■ **YOUR TASK**: Check each line of the listing, and copy it if it contains the word "Microsoft".

════════════════

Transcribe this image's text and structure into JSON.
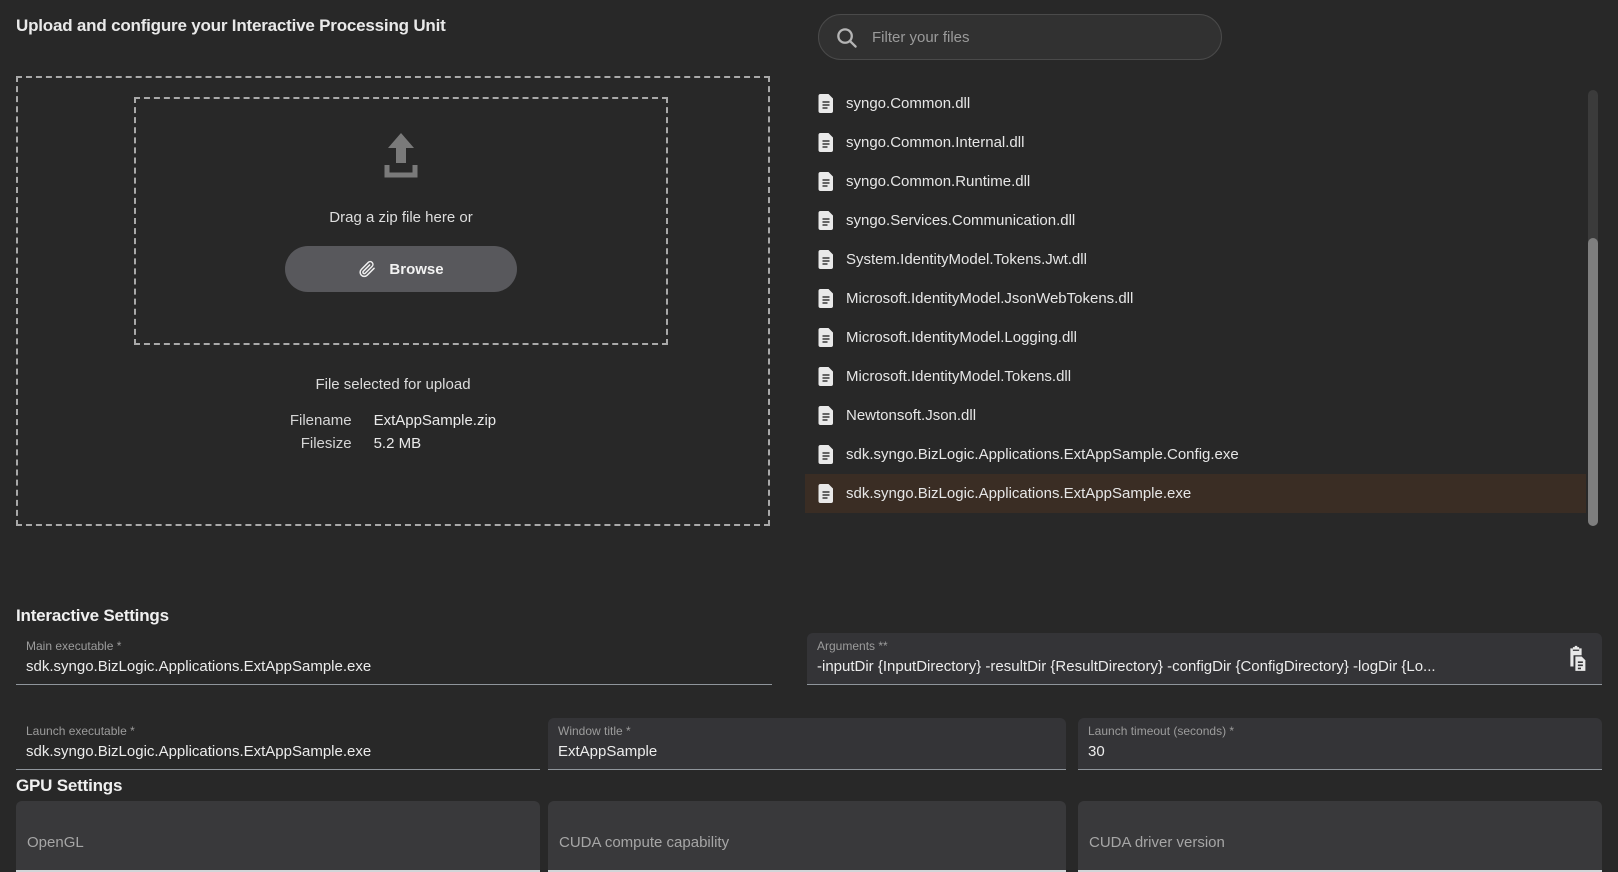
{
  "page": {
    "title": "Upload and configure your Interactive Processing Unit"
  },
  "upload": {
    "drop_text": "Drag a zip file here or",
    "browse_label": "Browse",
    "selected_heading": "File selected for upload",
    "filename_label": "Filename",
    "filename_value": "ExtAppSample.zip",
    "filesize_label": "Filesize",
    "filesize_value": "5.2 MB"
  },
  "file_browser": {
    "filter_placeholder": "Filter your files",
    "files": [
      {
        "name": "syngo.Common.dll",
        "selected": false
      },
      {
        "name": "syngo.Common.Internal.dll",
        "selected": false
      },
      {
        "name": "syngo.Common.Runtime.dll",
        "selected": false
      },
      {
        "name": "syngo.Services.Communication.dll",
        "selected": false
      },
      {
        "name": "System.IdentityModel.Tokens.Jwt.dll",
        "selected": false
      },
      {
        "name": "Microsoft.IdentityModel.JsonWebTokens.dll",
        "selected": false
      },
      {
        "name": "Microsoft.IdentityModel.Logging.dll",
        "selected": false
      },
      {
        "name": "Microsoft.IdentityModel.Tokens.dll",
        "selected": false
      },
      {
        "name": "Newtonsoft.Json.dll",
        "selected": false
      },
      {
        "name": "sdk.syngo.BizLogic.Applications.ExtAppSample.Config.exe",
        "selected": false
      },
      {
        "name": "sdk.syngo.BizLogic.Applications.ExtAppSample.exe",
        "selected": true
      }
    ]
  },
  "interactive_settings": {
    "heading": "Interactive Settings",
    "main_executable": {
      "label": "Main executable *",
      "value": "sdk.syngo.BizLogic.Applications.ExtAppSample.exe"
    },
    "arguments": {
      "label": "Arguments **",
      "value": "-inputDir {InputDirectory} -resultDir {ResultDirectory} -configDir {ConfigDirectory} -logDir {Lo..."
    },
    "launch_executable": {
      "label": "Launch executable *",
      "value": "sdk.syngo.BizLogic.Applications.ExtAppSample.exe"
    },
    "window_title": {
      "label": "Window title *",
      "value": "ExtAppSample"
    },
    "launch_timeout": {
      "label": "Launch timeout (seconds) *",
      "value": "30"
    }
  },
  "gpu_settings": {
    "heading": "GPU Settings",
    "opengl_label": "OpenGL",
    "cuda_compute_label": "CUDA compute capability",
    "cuda_driver_label": "CUDA driver version"
  },
  "colors": {
    "page_background": "#282828",
    "field_fill": "#343437",
    "selected_row": "#3a2d24",
    "underline": "#8f959b",
    "browse_button": "#58585c",
    "text_primary": "#ececec",
    "text_secondary": "#9c9c9c"
  }
}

════════════════

■ **THE COMPLETED TASK**:
        "name": "Microsoft.IdentityModel.JsonWebTokens.dll",
        "name": "Microsoft.IdentityModel.Logging.dll",
        "name": "Microsoft.IdentityModel.Tokens.dll",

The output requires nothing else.